§ **Arbeitsauftrag**
Führen Sie sämtliche Zahlenangaben samt Einheit auf, die der Textauszug über die Pflegeversicherung in Sachsen enthält.

§ **Textauszug**

#####

In Sachsen zahlen Arbeitnehmer seither stattdessen 0,5 Prozent mehr als die Arbeitgeber in die Pflegeversicherung ein. Bei einem Bruttomedianlohn von 36.144 Euro sind das rund 181 Euro pro Jahr. Geld, das nicht direkt der Pflegeversicherung zugute komme, sondern vor allem die Unternehmen bevorzuge, kritisiert die SPD.

SPD zeigt sich änderungswillig

Dirk Panter, SPD-Fraktionsvorsitzender im Sächsischen Landtag, erklärt dazu: "Als SPD-Fraktion fordern wir ja schon lange eine Angleichung, eine Gleichberechtigung, was auch andere Bundesländer angeht. Der Zusatzbeitrag, der muss weg. Das ist völlig aus der Zeit gefallen. Andere Bundesländer haben sich weiterentwickelt. Wir halten weiterhin als einziges Bundesland fest an diesem Zusatzbeitrag."

#####

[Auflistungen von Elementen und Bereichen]
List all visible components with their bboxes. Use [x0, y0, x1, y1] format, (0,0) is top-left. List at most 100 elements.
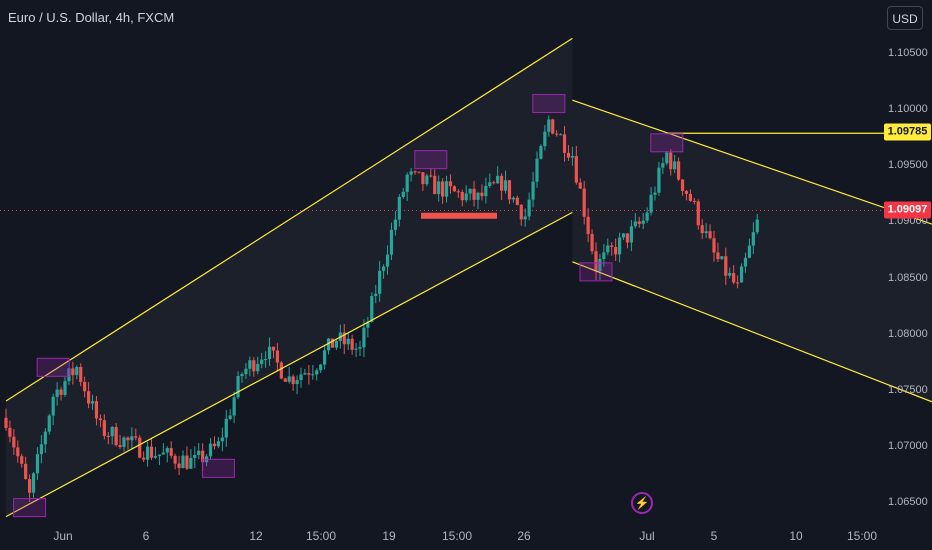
candle-body-126	[500, 175, 504, 191]
candle-body-101	[401, 191, 405, 197]
candle-body-74	[295, 379, 299, 385]
falling-channel-fill	[572, 100, 932, 402]
candle-body-72	[287, 376, 291, 382]
candle-body-148	[586, 216, 590, 234]
box-jun8-low	[201, 458, 235, 478]
candle-body-169	[669, 152, 673, 170]
candle-body-176	[696, 201, 700, 226]
candle-body-3	[16, 447, 20, 457]
candle-body-151	[598, 258, 602, 272]
candle-body-178	[704, 231, 708, 234]
candle-body-19	[79, 366, 83, 382]
candle-body-163	[645, 212, 649, 221]
candle-body-116	[460, 191, 464, 201]
candle-body-24	[98, 418, 102, 421]
candle-body-33	[134, 436, 138, 438]
candle-body-36	[146, 446, 150, 460]
candle-body-87	[346, 338, 350, 345]
candle-body-54	[216, 441, 220, 447]
candle-body-153	[606, 245, 610, 253]
candle-body-167	[661, 163, 665, 168]
candle-body-171	[677, 161, 681, 180]
candle-body-68	[271, 346, 276, 351]
candle-body-66	[264, 359, 268, 361]
candle-body-141	[559, 134, 563, 136]
candle-body-147	[582, 188, 586, 217]
candle-body-186	[736, 282, 740, 284]
candle-body-63	[252, 360, 256, 372]
y-tick-label: 1.10500	[888, 47, 928, 59]
candle-body-52	[208, 443, 213, 457]
candle-body-79	[315, 370, 319, 375]
candle-body-122	[484, 185, 488, 197]
candle-body-154	[610, 245, 614, 248]
candle-body-94	[374, 293, 378, 296]
candle-body-6	[28, 479, 32, 493]
falling-channel-lower-line	[572, 261, 932, 403]
box-jun22-high	[532, 94, 566, 114]
y-tick-label: 1.08000	[888, 327, 928, 340]
candle-body-149	[590, 233, 594, 252]
candle-body-157	[621, 233, 626, 238]
x-tick-label: 19	[382, 529, 396, 543]
candle-body-143	[566, 152, 571, 158]
candle-body-60	[240, 373, 244, 377]
candle-body-140	[555, 133, 559, 135]
candle-body-133	[527, 199, 531, 217]
candle-body-84	[334, 340, 338, 348]
candle-body-104	[413, 171, 417, 173]
candle-body-179	[708, 231, 712, 239]
candle-body-190	[751, 232, 755, 246]
y-tick-label: 1.08500	[888, 271, 928, 284]
candle-body-155	[614, 247, 618, 255]
candle-body-23	[94, 401, 99, 419]
candle-body-168	[665, 152, 669, 164]
candle-body-15	[63, 381, 67, 395]
candle-body-182	[720, 256, 724, 260]
candle-body-18	[75, 366, 79, 376]
candle-body-138	[547, 119, 551, 132]
candle-body-185	[732, 272, 736, 283]
candle-body-188	[743, 257, 748, 267]
candle-body-131	[519, 204, 523, 220]
candle-body-180	[712, 238, 716, 253]
candle-body-29	[118, 445, 122, 447]
candle-body-109	[433, 175, 437, 195]
candle-body-166	[657, 167, 661, 193]
candle-body-20	[83, 381, 87, 392]
candle-body-132	[523, 216, 527, 220]
candle-body-95	[378, 270, 382, 294]
lightning-bolt-icon[interactable]: ⚡	[631, 492, 653, 514]
candle-body-76	[303, 373, 307, 375]
candle-body-30	[122, 437, 126, 447]
candle-body-130	[515, 197, 519, 205]
x-tick-label: 15:00	[305, 529, 337, 543]
candle-body-175	[692, 200, 696, 202]
currency-button[interactable]: USD	[887, 6, 923, 30]
candle-body-25	[102, 420, 106, 436]
candle-body-31	[126, 437, 130, 441]
candle-body-22	[90, 401, 95, 404]
candle-body-82	[326, 338, 331, 351]
candle-body-107	[425, 175, 429, 185]
candle-body-191	[755, 219, 759, 233]
candle-body-115	[456, 191, 460, 193]
candle-body-99	[393, 219, 397, 230]
candle-body-78	[311, 374, 315, 376]
candle-body-187	[739, 266, 744, 283]
candle-body-123	[488, 182, 492, 186]
level-price-tag: 1.09785	[884, 123, 931, 141]
candle-body-83	[330, 338, 335, 348]
candle-body-184	[728, 272, 732, 276]
candle-body-41	[165, 448, 169, 453]
candle-body-37	[149, 446, 154, 458]
candle-body-146	[578, 182, 582, 189]
x-tick-label: 10	[789, 529, 803, 543]
candle-body-93	[370, 295, 374, 322]
candle-body-17	[71, 368, 75, 376]
candle-body-174	[688, 193, 692, 201]
candle-body-144	[570, 155, 574, 158]
candle-body-0	[4, 417, 8, 428]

#####

§ **Ergebnis der Aufgabe**
- 0,5 Prozent
- 36.144 Euro
- rund 181 Euro pro Jahr